Start

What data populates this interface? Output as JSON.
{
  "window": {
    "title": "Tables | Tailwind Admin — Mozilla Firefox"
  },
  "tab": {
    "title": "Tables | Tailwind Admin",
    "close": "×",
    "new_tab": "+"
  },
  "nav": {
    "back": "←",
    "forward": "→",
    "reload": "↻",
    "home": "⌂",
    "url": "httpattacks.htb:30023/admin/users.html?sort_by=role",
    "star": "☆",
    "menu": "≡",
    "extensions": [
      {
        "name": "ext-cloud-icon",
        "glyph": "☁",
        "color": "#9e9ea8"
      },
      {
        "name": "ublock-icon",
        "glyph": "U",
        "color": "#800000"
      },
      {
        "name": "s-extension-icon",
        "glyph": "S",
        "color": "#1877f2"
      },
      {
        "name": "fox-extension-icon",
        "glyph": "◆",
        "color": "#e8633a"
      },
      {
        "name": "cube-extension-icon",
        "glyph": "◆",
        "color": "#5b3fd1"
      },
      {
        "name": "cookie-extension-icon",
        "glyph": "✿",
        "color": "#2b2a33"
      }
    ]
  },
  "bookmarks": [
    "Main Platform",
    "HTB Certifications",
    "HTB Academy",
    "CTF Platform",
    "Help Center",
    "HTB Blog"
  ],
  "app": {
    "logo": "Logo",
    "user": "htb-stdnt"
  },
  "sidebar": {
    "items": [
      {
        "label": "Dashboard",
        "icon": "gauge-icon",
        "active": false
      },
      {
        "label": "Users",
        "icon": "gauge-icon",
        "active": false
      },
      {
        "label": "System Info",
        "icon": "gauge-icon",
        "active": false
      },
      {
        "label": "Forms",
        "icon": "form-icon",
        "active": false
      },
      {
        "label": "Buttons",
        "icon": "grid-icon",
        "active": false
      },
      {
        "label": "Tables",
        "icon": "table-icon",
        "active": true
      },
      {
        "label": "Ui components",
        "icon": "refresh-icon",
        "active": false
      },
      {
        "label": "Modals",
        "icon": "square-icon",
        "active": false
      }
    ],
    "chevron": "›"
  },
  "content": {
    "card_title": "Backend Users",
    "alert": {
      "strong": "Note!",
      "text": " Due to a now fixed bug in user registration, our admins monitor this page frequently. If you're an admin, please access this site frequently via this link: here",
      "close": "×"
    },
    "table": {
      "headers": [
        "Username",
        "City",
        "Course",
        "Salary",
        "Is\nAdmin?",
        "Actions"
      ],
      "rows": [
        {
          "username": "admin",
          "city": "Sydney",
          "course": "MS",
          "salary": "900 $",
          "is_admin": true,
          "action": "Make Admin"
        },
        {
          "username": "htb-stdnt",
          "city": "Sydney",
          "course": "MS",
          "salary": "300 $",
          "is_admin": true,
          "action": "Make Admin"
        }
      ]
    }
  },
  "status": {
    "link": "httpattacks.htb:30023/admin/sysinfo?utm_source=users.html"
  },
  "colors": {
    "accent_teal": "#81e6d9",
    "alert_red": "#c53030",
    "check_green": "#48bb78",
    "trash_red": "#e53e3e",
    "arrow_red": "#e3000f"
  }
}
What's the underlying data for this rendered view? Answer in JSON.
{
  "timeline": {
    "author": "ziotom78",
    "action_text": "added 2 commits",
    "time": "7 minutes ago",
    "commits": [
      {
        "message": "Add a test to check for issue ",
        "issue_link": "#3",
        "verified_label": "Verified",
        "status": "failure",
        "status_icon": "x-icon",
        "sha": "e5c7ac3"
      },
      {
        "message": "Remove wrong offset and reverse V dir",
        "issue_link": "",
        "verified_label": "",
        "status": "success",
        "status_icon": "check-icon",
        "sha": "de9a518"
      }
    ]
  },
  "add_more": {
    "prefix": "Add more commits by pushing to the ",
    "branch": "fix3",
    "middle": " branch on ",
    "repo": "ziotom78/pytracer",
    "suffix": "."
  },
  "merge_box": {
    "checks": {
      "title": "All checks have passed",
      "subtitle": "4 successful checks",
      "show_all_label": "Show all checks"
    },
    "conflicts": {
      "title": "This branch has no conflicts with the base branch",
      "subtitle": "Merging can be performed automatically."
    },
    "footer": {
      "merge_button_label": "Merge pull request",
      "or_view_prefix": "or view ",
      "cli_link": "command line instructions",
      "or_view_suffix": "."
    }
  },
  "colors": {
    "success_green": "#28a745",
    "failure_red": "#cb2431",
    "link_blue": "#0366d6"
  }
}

End

Exercise directions: Write out the whole listing again, exactly as it stands.

Exercise solution:
What data populates this interface? Output as JSON.
{
  "window": {
    "title": "Tables | Tailwind Admin — Mozilla Firefox"
  },
  "tab": {
    "title": "Tables | Tailwind Admin",
    "close": "×",
    "new_tab": "+"
  },
  "nav": {
    "back": "←",
    "forward": "→",
    "reload": "↻",
    "home": "⌂",
    "url": "httpattacks.htb:30023/admin/users.html?sort_by=role",
    "star": "☆",
    "menu": "≡",
    "extensions": [
      {
        "name": "ext-cloud-icon",
        "glyph": "☁",
        "color": "#9e9ea8"
      },
      {
        "name": "ublock-icon",
        "glyph": "U",
        "color": "#800000"
      },
      {
        "name": "s-extension-icon",
        "glyph": "S",
        "color": "#1877f2"
      },
      {
        "name": "fox-extension-icon",
        "glyph": "◆",
        "color": "#e8633a"
      },
      {
        "name": "cube-extension-icon",
        "glyph": "◆",
        "color": "#5b3fd1"
      },
      {
        "name": "cookie-extension-icon",
        "glyph": "✿",
        "color": "#2b2a33"
      }
    ]
  },
  "bookmarks": [
    "Main Platform",
    "HTB Certifications",
    "HTB Academy",
    "CTF Platform",
    "Help Center",
    "HTB Blog"
  ],
  "app": {
    "logo": "Logo",
    "user": "htb-stdnt"
  },
  "sidebar": {
    "items": [
      {
        "label": "Dashboard",
        "icon": "gauge-icon",
        "active": false
      },
      {
        "label": "Users",
        "icon": "gauge-icon",
        "active": false
      },
      {
        "label": "System Info",
        "icon": "gauge-icon",
        "active": false
      },
      {
        "label": "Forms",
        "icon": "form-icon",
        "active": false
      },
      {
        "label": "Buttons",
        "icon": "grid-icon",
        "active": false
      },
      {
        "label": "Tables",
        "icon": "table-icon",
        "active": true
      },
      {
        "label": "Ui components",
        "icon": "refresh-icon",
        "active": false
      },
      {
        "label": "Modals",
        "icon": "square-icon",
        "active": false
      }
    ],
    "chevron": "›"
  },
  "content": {
    "card_title": "Backend Users",
    "alert": {
      "strong": "Note!",
      "text": " Due to a now fixed bug in user registration, our admins monitor this page frequently. If you're an admin, please access this site frequently via this link: here",
      "close": "×"
    },
    "table": {
      "headers": [
        "Username",
        "City",
        "Course",
        "Salary",
        "Is\nAdmin?",
        "Actions"
      ],
      "rows": [
        {
          "username": "admin",
          "city": "Sydney",
          "course": "MS",
          "salary": "900 $",
          "is_admin": true,
          "action": "Make Admin"
        },
        {
          "username": "htb-stdnt",
          "city": "Sydney",
          "course": "MS",
          "salary": "300 $",
          "is_admin": true,
          "action": "Make Admin"
        }
      ]
    }
  },
  "status": {
    "link": "httpattacks.htb:30023/admin/sysinfo?utm_source=users.html"
  },
  "colors": {
    "accent_teal": "#81e6d9",
    "alert_red": "#c53030",
    "check_green": "#48bb78",
    "trash_red": "#e53e3e",
    "arrow_red": "#e3000f"
  }
}
What's the underlying data for this rendered view? Answer in JSON.
{
  "timeline": {
    "author": "ziotom78",
    "action_text": "added 2 commits",
    "time": "7 minutes ago",
    "commits": [
      {
        "message": "Add a test to check for issue ",
        "issue_link": "#3",
        "verified_label": "Verified",
        "status": "failure",
        "status_icon": "x-icon",
        "sha": "e5c7ac3"
      },
      {
        "message": "Remove wrong offset and reverse V dir",
        "issue_link": "",
        "verified_label": "",
        "status": "success",
        "status_icon": "check-icon",
        "sha": "de9a518"
      }
    ]
  },
  "add_more": {
    "prefix": "Add more commits by pushing to the ",
    "branch": "fix3",
    "middle": " branch on ",
    "repo": "ziotom78/pytracer",
    "suffix": "."
  },
  "merge_box": {
    "checks": {
      "title": "All checks have passed",
      "subtitle": "4 successful checks",
      "show_all_label": "Show all checks"
    },
    "conflicts": {
      "title": "This branch has no conflicts with the base branch",
      "subtitle": "Merging can be performed automatically."
    },
    "footer": {
      "merge_button_label": "Merge pull request",
      "or_view_prefix": "or view ",
      "cli_link": "command line instructions",
      "or_view_suffix": "."
    }
  },
  "colors": {
    "success_green": "#28a745",
    "failure_red": "#cb2431",
    "link_blue": "#0366d6"
  }
}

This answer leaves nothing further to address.